- [Aim]: Send back the records in full, character for character.

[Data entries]
● ● ● ● ●

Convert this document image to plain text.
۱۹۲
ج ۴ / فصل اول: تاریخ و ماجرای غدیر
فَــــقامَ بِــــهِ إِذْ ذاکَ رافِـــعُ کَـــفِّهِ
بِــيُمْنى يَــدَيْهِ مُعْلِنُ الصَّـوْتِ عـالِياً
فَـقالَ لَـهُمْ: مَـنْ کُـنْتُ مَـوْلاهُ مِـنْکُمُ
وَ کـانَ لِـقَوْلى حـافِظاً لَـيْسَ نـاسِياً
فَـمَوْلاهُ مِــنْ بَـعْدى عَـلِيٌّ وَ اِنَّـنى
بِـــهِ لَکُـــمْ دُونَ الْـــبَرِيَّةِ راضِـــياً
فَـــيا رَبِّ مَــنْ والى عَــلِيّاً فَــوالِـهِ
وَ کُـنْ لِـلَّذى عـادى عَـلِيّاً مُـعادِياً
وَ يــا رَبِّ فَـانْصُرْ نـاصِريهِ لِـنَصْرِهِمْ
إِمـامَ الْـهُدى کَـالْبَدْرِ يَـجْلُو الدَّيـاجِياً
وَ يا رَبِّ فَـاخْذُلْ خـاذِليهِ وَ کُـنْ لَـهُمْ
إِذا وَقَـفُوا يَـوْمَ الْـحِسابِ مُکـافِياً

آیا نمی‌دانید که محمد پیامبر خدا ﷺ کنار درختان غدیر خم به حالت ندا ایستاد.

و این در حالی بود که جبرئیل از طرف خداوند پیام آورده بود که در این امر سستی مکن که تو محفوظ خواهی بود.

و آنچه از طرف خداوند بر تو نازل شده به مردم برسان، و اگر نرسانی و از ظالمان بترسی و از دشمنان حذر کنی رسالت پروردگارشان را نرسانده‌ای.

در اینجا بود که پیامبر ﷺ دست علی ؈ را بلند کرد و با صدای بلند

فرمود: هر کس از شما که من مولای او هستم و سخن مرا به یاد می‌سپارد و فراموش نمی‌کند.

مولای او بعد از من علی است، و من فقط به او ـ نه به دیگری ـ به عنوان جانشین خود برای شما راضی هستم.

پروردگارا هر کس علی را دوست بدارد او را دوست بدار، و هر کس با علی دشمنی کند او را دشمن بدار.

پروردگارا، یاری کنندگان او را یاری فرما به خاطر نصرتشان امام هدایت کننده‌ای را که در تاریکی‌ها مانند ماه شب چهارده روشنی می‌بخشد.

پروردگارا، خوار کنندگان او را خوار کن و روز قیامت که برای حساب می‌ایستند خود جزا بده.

● ● ● ● ●

- [Response]:
Convert this document image to plain text.
۱۹۲
ج ۴ / فصل اول: تاریخ و ماجرای غدیر
فَــــقامَ بِــــهِ إِذْ ذاکَ رافِـــعُ کَـــفِّهِ
بِــيُمْنى يَــدَيْهِ مُعْلِنُ الصَّـوْتِ عـالِياً
فَـقالَ لَـهُمْ: مَـنْ کُـنْتُ مَـوْلاهُ مِـنْکُمُ
وَ کـانَ لِـقَوْلى حـافِظاً لَـيْسَ نـاسِياً
فَـمَوْلاهُ مِــنْ بَـعْدى عَـلِيٌّ وَ اِنَّـنى
بِـــهِ لَکُـــمْ دُونَ الْـــبَرِيَّةِ راضِـــياً
فَـــيا رَبِّ مَــنْ والى عَــلِيّاً فَــوالِـهِ
وَ کُـنْ لِـلَّذى عـادى عَـلِيّاً مُـعادِياً
وَ يــا رَبِّ فَـانْصُرْ نـاصِريهِ لِـنَصْرِهِمْ
إِمـامَ الْـهُدى کَـالْبَدْرِ يَـجْلُو الدَّيـاجِياً
وَ يا رَبِّ فَـاخْذُلْ خـاذِليهِ وَ کُـنْ لَـهُمْ
إِذا وَقَـفُوا يَـوْمَ الْـحِسابِ مُکـافِياً

آیا نمی‌دانید که محمد پیامبر خدا ﷺ کنار درختان غدیر خم به حالت ندا ایستاد.

و این در حالی بود که جبرئیل از طرف خداوند پیام آورده بود که در این امر سستی مکن که تو محفوظ خواهی بود.

و آنچه از طرف خداوند بر تو نازل شده به مردم برسان، و اگر نرسانی و از ظالمان بترسی و از دشمنان حذر کنی رسالت پروردگارشان را نرسانده‌ای.

در اینجا بود که پیامبر ﷺ دست علی ؈ را بلند کرد و با صدای بلند

فرمود: هر کس از شما که من مولای او هستم و سخن مرا به یاد می‌سپارد و فراموش نمی‌کند.

مولای او بعد از من علی است، و من فقط به او ـ نه به دیگری ـ به عنوان جانشین خود برای شما راضی هستم.

پروردگارا هر کس علی را دوست بدارد او را دوست بدار، و هر کس با علی دشمنی کند او را دشمن بدار.

پروردگارا، یاری کنندگان او را یاری فرما به خاطر نصرتشان امام هدایت کننده‌ای را که در تاریکی‌ها مانند ماه شب چهارده روشنی می‌بخشد.

پروردگارا، خوار کنندگان او را خوار کن و روز قیامت که برای حساب می‌ایستند خود جزا بده.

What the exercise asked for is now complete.